- _Stated goal_: Below are the records. Reproduce exactly the lines from the one containing "What data was" through the final line, and omit any pictures.
☆ ☆ ☆ ☆ ☆ ☆ ☆
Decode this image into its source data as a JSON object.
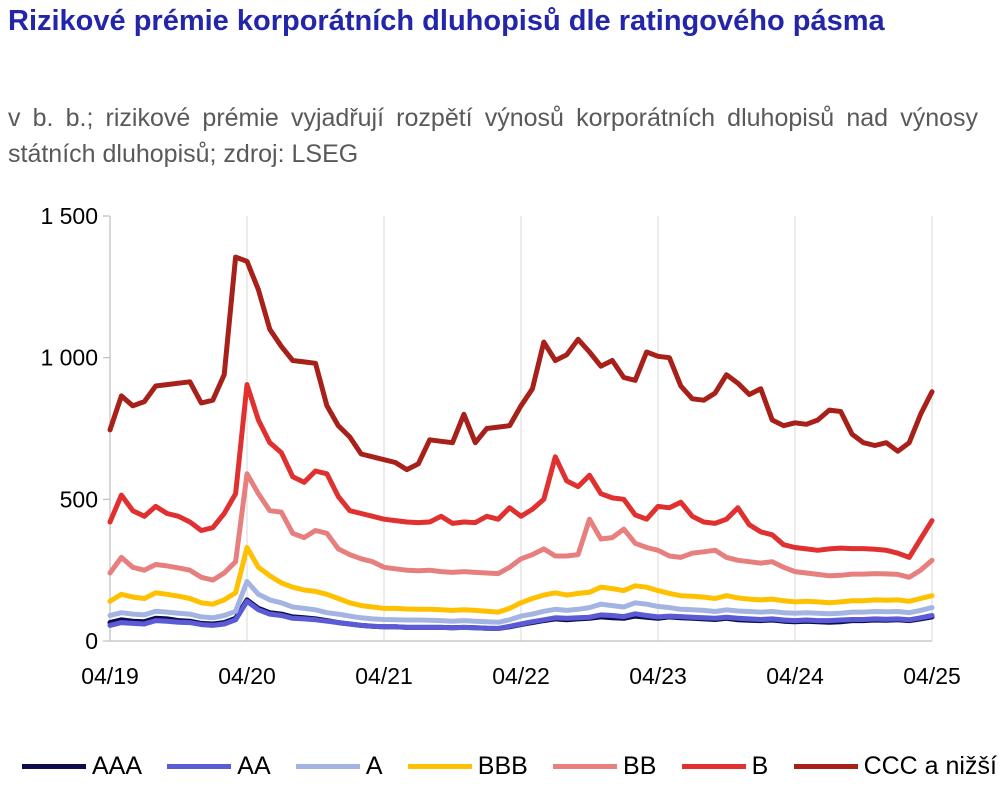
{
  "title": "Rizikové prémie korporátních dluhopisů dle ratingového pásma",
  "subtitle": "v b. b.; rizikové prémie vyjadřují rozpětí výnosů korporátních dluhopisů nad výnosy státních dluhopisů; zdroj: LSEG",
  "chart_data": {
    "type": "line",
    "title": "Rizikové prémie korporátních dluhopisů dle ratingového pásma",
    "ylim": [
      0,
      1500
    ],
    "y_ticks": [
      0,
      500,
      1000,
      1500
    ],
    "y_tick_labels": [
      "0",
      "500",
      "1 000",
      "1 500"
    ],
    "x_ticks": [
      "04/19",
      "04/20",
      "04/21",
      "04/22",
      "04/23",
      "04/24",
      "04/25"
    ],
    "x": [
      "04/19",
      "05/19",
      "06/19",
      "07/19",
      "08/19",
      "09/19",
      "10/19",
      "11/19",
      "12/19",
      "01/20",
      "02/20",
      "03/20",
      "04/20",
      "05/20",
      "06/20",
      "07/20",
      "08/20",
      "09/20",
      "10/20",
      "11/20",
      "12/20",
      "01/21",
      "02/21",
      "03/21",
      "04/21",
      "05/21",
      "06/21",
      "07/21",
      "08/21",
      "09/21",
      "10/21",
      "11/21",
      "12/21",
      "01/22",
      "02/22",
      "03/22",
      "04/22",
      "05/22",
      "06/22",
      "07/22",
      "08/22",
      "09/22",
      "10/22",
      "11/22",
      "12/22",
      "01/23",
      "02/23",
      "03/23",
      "04/23",
      "05/23",
      "06/23",
      "07/23",
      "08/23",
      "09/23",
      "10/23",
      "11/23",
      "12/23",
      "01/24",
      "02/24",
      "03/24",
      "04/24",
      "05/24",
      "06/24",
      "07/24",
      "08/24",
      "09/24",
      "10/24",
      "11/24",
      "12/24",
      "01/25",
      "02/25",
      "03/25",
      "04/25"
    ],
    "grid": "vertical",
    "legend_position": "bottom",
    "series": [
      {
        "name": "AAA",
        "color": "#0d0d4d",
        "values": [
          65,
          75,
          70,
          68,
          80,
          78,
          72,
          70,
          62,
          60,
          65,
          80,
          145,
          115,
          100,
          95,
          85,
          82,
          78,
          72,
          65,
          60,
          55,
          52,
          50,
          50,
          48,
          48,
          48,
          48,
          47,
          48,
          47,
          45,
          44,
          50,
          58,
          65,
          72,
          78,
          75,
          78,
          80,
          85,
          82,
          80,
          88,
          84,
          80,
          85,
          82,
          80,
          78,
          76,
          80,
          75,
          73,
          72,
          74,
          70,
          68,
          70,
          68,
          66,
          68,
          72,
          72,
          74,
          73,
          75,
          72,
          78,
          85
        ]
      },
      {
        "name": "AA",
        "color": "#5b5bd6",
        "values": [
          55,
          65,
          62,
          60,
          72,
          70,
          66,
          65,
          58,
          55,
          60,
          75,
          140,
          110,
          95,
          90,
          80,
          78,
          75,
          70,
          65,
          60,
          55,
          52,
          50,
          50,
          48,
          48,
          48,
          48,
          47,
          48,
          47,
          45,
          44,
          52,
          60,
          68,
          75,
          82,
          80,
          82,
          84,
          92,
          90,
          86,
          96,
          90,
          85,
          88,
          86,
          84,
          82,
          80,
          84,
          80,
          78,
          76,
          78,
          74,
          72,
          74,
          72,
          72,
          74,
          76,
          76,
          78,
          77,
          78,
          75,
          82,
          90
        ]
      },
      {
        "name": "A",
        "color": "#a3b4e3",
        "values": [
          90,
          100,
          95,
          92,
          105,
          102,
          98,
          95,
          85,
          82,
          90,
          105,
          210,
          165,
          145,
          135,
          120,
          115,
          110,
          100,
          95,
          88,
          82,
          78,
          76,
          75,
          74,
          74,
          73,
          72,
          70,
          72,
          70,
          68,
          66,
          75,
          88,
          95,
          105,
          112,
          108,
          112,
          118,
          130,
          125,
          120,
          135,
          130,
          122,
          118,
          112,
          110,
          108,
          104,
          110,
          106,
          104,
          102,
          104,
          100,
          98,
          100,
          98,
          96,
          98,
          102,
          102,
          104,
          103,
          104,
          100,
          108,
          118
        ]
      },
      {
        "name": "BBB",
        "color": "#ffc000",
        "values": [
          140,
          165,
          155,
          150,
          170,
          165,
          158,
          150,
          135,
          130,
          145,
          170,
          330,
          260,
          230,
          205,
          190,
          180,
          175,
          165,
          150,
          135,
          125,
          120,
          115,
          115,
          113,
          112,
          112,
          110,
          108,
          110,
          108,
          105,
          102,
          115,
          135,
          150,
          162,
          170,
          162,
          168,
          172,
          190,
          185,
          178,
          195,
          190,
          178,
          168,
          160,
          158,
          155,
          150,
          160,
          152,
          148,
          145,
          148,
          142,
          138,
          140,
          138,
          135,
          138,
          142,
          142,
          145,
          144,
          145,
          140,
          150,
          160
        ]
      },
      {
        "name": "BB",
        "color": "#e77f7f",
        "values": [
          240,
          295,
          260,
          250,
          270,
          265,
          258,
          250,
          225,
          215,
          240,
          280,
          590,
          520,
          460,
          455,
          380,
          365,
          390,
          380,
          325,
          305,
          290,
          280,
          260,
          255,
          250,
          248,
          250,
          245,
          242,
          245,
          242,
          240,
          238,
          260,
          290,
          305,
          325,
          300,
          300,
          305,
          430,
          360,
          365,
          395,
          345,
          330,
          320,
          300,
          295,
          310,
          315,
          320,
          295,
          285,
          280,
          275,
          280,
          260,
          245,
          240,
          235,
          230,
          232,
          236,
          236,
          238,
          237,
          235,
          225,
          250,
          285
        ]
      },
      {
        "name": "B",
        "color": "#e03030",
        "values": [
          420,
          515,
          460,
          440,
          475,
          450,
          440,
          420,
          390,
          400,
          450,
          520,
          905,
          780,
          700,
          665,
          580,
          560,
          600,
          590,
          510,
          460,
          450,
          440,
          430,
          425,
          420,
          418,
          420,
          440,
          415,
          420,
          418,
          440,
          430,
          470,
          440,
          465,
          500,
          650,
          565,
          545,
          585,
          520,
          505,
          500,
          445,
          430,
          475,
          470,
          490,
          440,
          420,
          415,
          430,
          470,
          410,
          385,
          375,
          340,
          330,
          325,
          320,
          325,
          328,
          326,
          326,
          324,
          320,
          310,
          295,
          360,
          425
        ]
      },
      {
        "name": "CCC a nižší",
        "color": "#a8201a",
        "values": [
          745,
          865,
          830,
          845,
          900,
          905,
          910,
          915,
          840,
          850,
          940,
          1355,
          1340,
          1240,
          1100,
          1040,
          990,
          985,
          980,
          830,
          760,
          720,
          660,
          650,
          640,
          630,
          605,
          625,
          710,
          705,
          700,
          800,
          700,
          750,
          755,
          760,
          830,
          890,
          1055,
          990,
          1010,
          1065,
          1020,
          970,
          990,
          930,
          920,
          1020,
          1005,
          1000,
          900,
          855,
          850,
          875,
          940,
          910,
          870,
          890,
          780,
          760,
          770,
          765,
          780,
          815,
          810,
          730,
          700,
          690,
          700,
          670,
          700,
          800,
          880
        ]
      }
    ]
  }
}
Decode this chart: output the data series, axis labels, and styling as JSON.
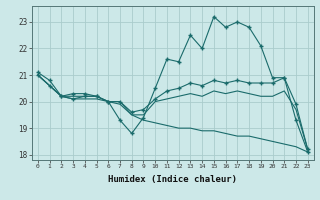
{
  "title": "",
  "xlabel": "Humidex (Indice chaleur)",
  "ylabel": "",
  "background_color": "#cce8e8",
  "grid_color": "#aacccc",
  "line_color": "#1a6b6b",
  "xlim": [
    -0.5,
    23.5
  ],
  "ylim": [
    17.8,
    23.6
  ],
  "yticks": [
    18,
    19,
    20,
    21,
    22,
    23
  ],
  "xticks": [
    0,
    1,
    2,
    3,
    4,
    5,
    6,
    7,
    8,
    9,
    10,
    11,
    12,
    13,
    14,
    15,
    16,
    17,
    18,
    19,
    20,
    21,
    22,
    23
  ],
  "series": [
    {
      "x": [
        0,
        1,
        2,
        3,
        4,
        5,
        6,
        7,
        8,
        9,
        10,
        11,
        12,
        13,
        14,
        15,
        16,
        17,
        18,
        19,
        20,
        21,
        22,
        23
      ],
      "y": [
        21.1,
        20.8,
        20.2,
        20.3,
        20.3,
        20.2,
        20.0,
        19.3,
        18.8,
        19.4,
        20.5,
        21.6,
        21.5,
        22.5,
        22.0,
        23.2,
        22.8,
        23.0,
        22.8,
        22.1,
        20.9,
        20.9,
        19.3,
        18.1
      ],
      "marker": "+"
    },
    {
      "x": [
        0,
        1,
        2,
        3,
        4,
        5,
        6,
        7,
        8,
        9,
        10,
        11,
        12,
        13,
        14,
        15,
        16,
        17,
        18,
        19,
        20,
        21,
        22,
        23
      ],
      "y": [
        21.0,
        20.6,
        20.2,
        20.1,
        20.2,
        20.2,
        20.0,
        20.0,
        19.6,
        19.7,
        20.1,
        20.4,
        20.5,
        20.7,
        20.6,
        20.8,
        20.7,
        20.8,
        20.7,
        20.7,
        20.7,
        20.9,
        19.9,
        18.2
      ],
      "marker": "+"
    },
    {
      "x": [
        0,
        1,
        2,
        3,
        4,
        5,
        6,
        7,
        8,
        9,
        10,
        11,
        12,
        13,
        14,
        15,
        16,
        17,
        18,
        19,
        20,
        21,
        22,
        23
      ],
      "y": [
        21.0,
        20.6,
        20.2,
        20.2,
        20.2,
        20.2,
        20.0,
        20.0,
        19.5,
        19.5,
        20.0,
        20.1,
        20.2,
        20.3,
        20.2,
        20.4,
        20.3,
        20.4,
        20.3,
        20.2,
        20.2,
        20.4,
        19.7,
        18.2
      ],
      "marker": null
    },
    {
      "x": [
        0,
        1,
        2,
        3,
        4,
        5,
        6,
        7,
        8,
        9,
        10,
        11,
        12,
        13,
        14,
        15,
        16,
        17,
        18,
        19,
        20,
        21,
        22,
        23
      ],
      "y": [
        21.0,
        20.6,
        20.2,
        20.1,
        20.1,
        20.1,
        20.0,
        19.9,
        19.5,
        19.3,
        19.2,
        19.1,
        19.0,
        19.0,
        18.9,
        18.9,
        18.8,
        18.7,
        18.7,
        18.6,
        18.5,
        18.4,
        18.3,
        18.1
      ],
      "marker": null
    }
  ]
}
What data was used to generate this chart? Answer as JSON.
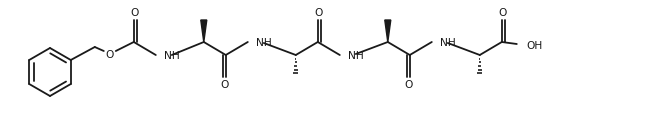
{
  "figsize": [
    6.46,
    1.34
  ],
  "dpi": 100,
  "bg_color": "#ffffff",
  "line_color": "#1a1a1a",
  "line_width": 1.3,
  "font_size": 7.2,
  "xlim": [
    0,
    646
  ],
  "ylim": [
    0,
    134
  ]
}
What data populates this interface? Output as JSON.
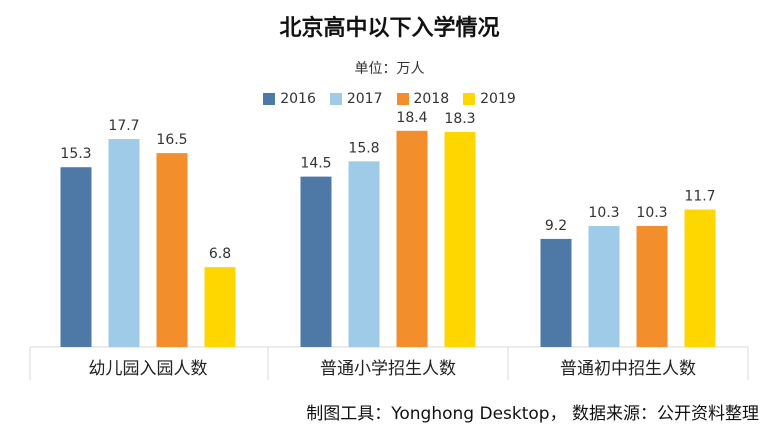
{
  "header": {
    "title": "北京高中以下入学情况",
    "subtitle": "单位：万人"
  },
  "footer": {
    "note": "制图工具：Yonghong Desktop， 数据来源：公开资料整理"
  },
  "colors": {
    "s2016": "#4e79a7",
    "s2017": "#a0cbe8",
    "s2018": "#f28e2b",
    "s2019": "#ffd700",
    "axis": "#d9d9d9"
  },
  "chart_data": {
    "type": "bar",
    "title": "北京高中以下入学情况",
    "subtitle": "单位：万人",
    "xlabel": "",
    "ylabel": "",
    "ylim": [
      0,
      20
    ],
    "grid": false,
    "legend_position": "top",
    "categories": [
      "幼儿园入园人数",
      "普通小学招生人数",
      "普通初中招生人数"
    ],
    "series": [
      {
        "name": "2016",
        "color": "#4e79a7",
        "values": [
          15.3,
          14.5,
          9.2
        ]
      },
      {
        "name": "2017",
        "color": "#a0cbe8",
        "values": [
          17.7,
          15.8,
          10.3
        ]
      },
      {
        "name": "2018",
        "color": "#f28e2b",
        "values": [
          16.5,
          18.4,
          10.3
        ]
      },
      {
        "name": "2019",
        "color": "#ffd700",
        "values": [
          6.8,
          18.3,
          11.7
        ]
      }
    ]
  }
}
☆ ☆ ☆ ☆ ☆ ☆ ☆
- _Correct result_:
What data was used to generate this chart? Answer as JSON.
{
  "figsize": [
    6.46,
    1.34
  ],
  "dpi": 100,
  "bg_color": "#ffffff",
  "line_color": "#1a1a1a",
  "line_width": 1.3,
  "font_size": 7.2,
  "xlim": [
    0,
    646
  ],
  "ylim": [
    0,
    134
  ]
}
What data populates this interface? Output as JSON.
{
  "header": {
    "title": "北京高中以下入学情况",
    "subtitle": "单位：万人"
  },
  "footer": {
    "note": "制图工具：Yonghong Desktop， 数据来源：公开资料整理"
  },
  "colors": {
    "s2016": "#4e79a7",
    "s2017": "#a0cbe8",
    "s2018": "#f28e2b",
    "s2019": "#ffd700",
    "axis": "#d9d9d9"
  },
  "chart_data": {
    "type": "bar",
    "title": "北京高中以下入学情况",
    "subtitle": "单位：万人",
    "xlabel": "",
    "ylabel": "",
    "ylim": [
      0,
      20
    ],
    "grid": false,
    "legend_position": "top",
    "categories": [
      "幼儿园入园人数",
      "普通小学招生人数",
      "普通初中招生人数"
    ],
    "series": [
      {
        "name": "2016",
        "color": "#4e79a7",
        "values": [
          15.3,
          14.5,
          9.2
        ]
      },
      {
        "name": "2017",
        "color": "#a0cbe8",
        "values": [
          17.7,
          15.8,
          10.3
        ]
      },
      {
        "name": "2018",
        "color": "#f28e2b",
        "values": [
          16.5,
          18.4,
          10.3
        ]
      },
      {
        "name": "2019",
        "color": "#ffd700",
        "values": [
          6.8,
          18.3,
          11.7
        ]
      }
    ]
  }
}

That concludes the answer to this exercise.